[Element location data]

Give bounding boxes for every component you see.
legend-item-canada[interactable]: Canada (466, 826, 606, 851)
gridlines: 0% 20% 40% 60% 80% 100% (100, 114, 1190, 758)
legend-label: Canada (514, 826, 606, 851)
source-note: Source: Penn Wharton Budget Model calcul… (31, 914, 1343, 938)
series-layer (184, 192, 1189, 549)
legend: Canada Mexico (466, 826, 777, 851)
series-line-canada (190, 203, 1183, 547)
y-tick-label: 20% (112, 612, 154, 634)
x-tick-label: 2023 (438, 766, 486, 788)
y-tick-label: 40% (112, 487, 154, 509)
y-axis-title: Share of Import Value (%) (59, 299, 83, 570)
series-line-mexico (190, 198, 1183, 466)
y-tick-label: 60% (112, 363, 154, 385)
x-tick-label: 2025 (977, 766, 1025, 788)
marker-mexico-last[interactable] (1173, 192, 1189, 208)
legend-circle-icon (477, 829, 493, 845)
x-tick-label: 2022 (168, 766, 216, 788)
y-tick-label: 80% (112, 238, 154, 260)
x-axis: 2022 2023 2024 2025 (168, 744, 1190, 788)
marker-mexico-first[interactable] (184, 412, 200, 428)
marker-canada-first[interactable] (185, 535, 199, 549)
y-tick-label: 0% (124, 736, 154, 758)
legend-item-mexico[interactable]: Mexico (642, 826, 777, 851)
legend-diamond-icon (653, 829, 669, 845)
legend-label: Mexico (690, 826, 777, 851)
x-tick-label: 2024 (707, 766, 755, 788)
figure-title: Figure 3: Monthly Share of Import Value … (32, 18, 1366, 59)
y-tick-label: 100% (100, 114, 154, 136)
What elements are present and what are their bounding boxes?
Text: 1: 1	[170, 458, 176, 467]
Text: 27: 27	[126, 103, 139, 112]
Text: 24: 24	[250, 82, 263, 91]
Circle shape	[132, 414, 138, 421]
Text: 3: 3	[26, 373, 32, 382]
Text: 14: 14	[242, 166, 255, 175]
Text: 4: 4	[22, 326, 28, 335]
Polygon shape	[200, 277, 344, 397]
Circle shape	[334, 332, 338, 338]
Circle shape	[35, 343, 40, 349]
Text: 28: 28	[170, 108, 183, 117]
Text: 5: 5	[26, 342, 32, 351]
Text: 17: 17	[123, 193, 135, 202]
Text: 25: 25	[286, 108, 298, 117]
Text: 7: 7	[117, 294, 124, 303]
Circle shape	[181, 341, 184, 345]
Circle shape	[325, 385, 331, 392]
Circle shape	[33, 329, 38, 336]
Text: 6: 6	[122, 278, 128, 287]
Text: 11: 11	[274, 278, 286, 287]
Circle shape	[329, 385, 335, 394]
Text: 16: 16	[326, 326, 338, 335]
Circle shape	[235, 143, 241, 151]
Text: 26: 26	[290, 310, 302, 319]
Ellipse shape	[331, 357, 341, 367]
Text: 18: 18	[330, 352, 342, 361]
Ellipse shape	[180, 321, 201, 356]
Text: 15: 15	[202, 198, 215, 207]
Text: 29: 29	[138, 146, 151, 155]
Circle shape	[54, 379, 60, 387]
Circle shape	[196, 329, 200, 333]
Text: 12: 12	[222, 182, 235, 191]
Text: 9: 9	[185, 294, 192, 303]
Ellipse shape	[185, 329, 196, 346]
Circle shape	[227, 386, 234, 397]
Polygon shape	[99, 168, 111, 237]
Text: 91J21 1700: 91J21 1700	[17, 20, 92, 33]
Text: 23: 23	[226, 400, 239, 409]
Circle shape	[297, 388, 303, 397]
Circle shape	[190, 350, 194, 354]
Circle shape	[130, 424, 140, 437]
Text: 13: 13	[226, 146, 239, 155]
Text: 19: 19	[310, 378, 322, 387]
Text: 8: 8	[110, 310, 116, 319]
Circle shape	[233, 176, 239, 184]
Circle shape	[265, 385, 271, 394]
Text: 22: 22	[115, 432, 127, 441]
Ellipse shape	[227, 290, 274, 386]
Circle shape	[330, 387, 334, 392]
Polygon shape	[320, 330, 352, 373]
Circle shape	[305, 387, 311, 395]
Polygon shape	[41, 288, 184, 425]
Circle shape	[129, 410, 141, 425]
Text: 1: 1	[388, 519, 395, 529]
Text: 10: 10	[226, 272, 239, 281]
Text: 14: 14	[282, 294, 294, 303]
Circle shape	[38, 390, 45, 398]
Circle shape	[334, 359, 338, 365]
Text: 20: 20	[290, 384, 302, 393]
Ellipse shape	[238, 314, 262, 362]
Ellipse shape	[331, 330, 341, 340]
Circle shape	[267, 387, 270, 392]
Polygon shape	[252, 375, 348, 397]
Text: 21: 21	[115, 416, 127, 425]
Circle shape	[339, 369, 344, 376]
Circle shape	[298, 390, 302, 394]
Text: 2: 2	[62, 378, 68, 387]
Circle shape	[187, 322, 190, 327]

→ **Exercise goal**: Convert the stretch of the material above, from its start through the line containing "source-note: Source: Penn", into a numbered list, leaving out any blank lines.

→ **The solution**:
1. Give bounding boxes for every component you see.
2. legend-item-canada[interactable]: Canada (466, 826, 606, 851)
3. gridlines: 0% 20% 40% 60% 80% 100% (100, 114, 1190, 758)
4. legend-label: Canada (514, 826, 606, 851)
5. source-note: Source: Penn Wharton Budget Model calcul… (31, 914, 1343, 938)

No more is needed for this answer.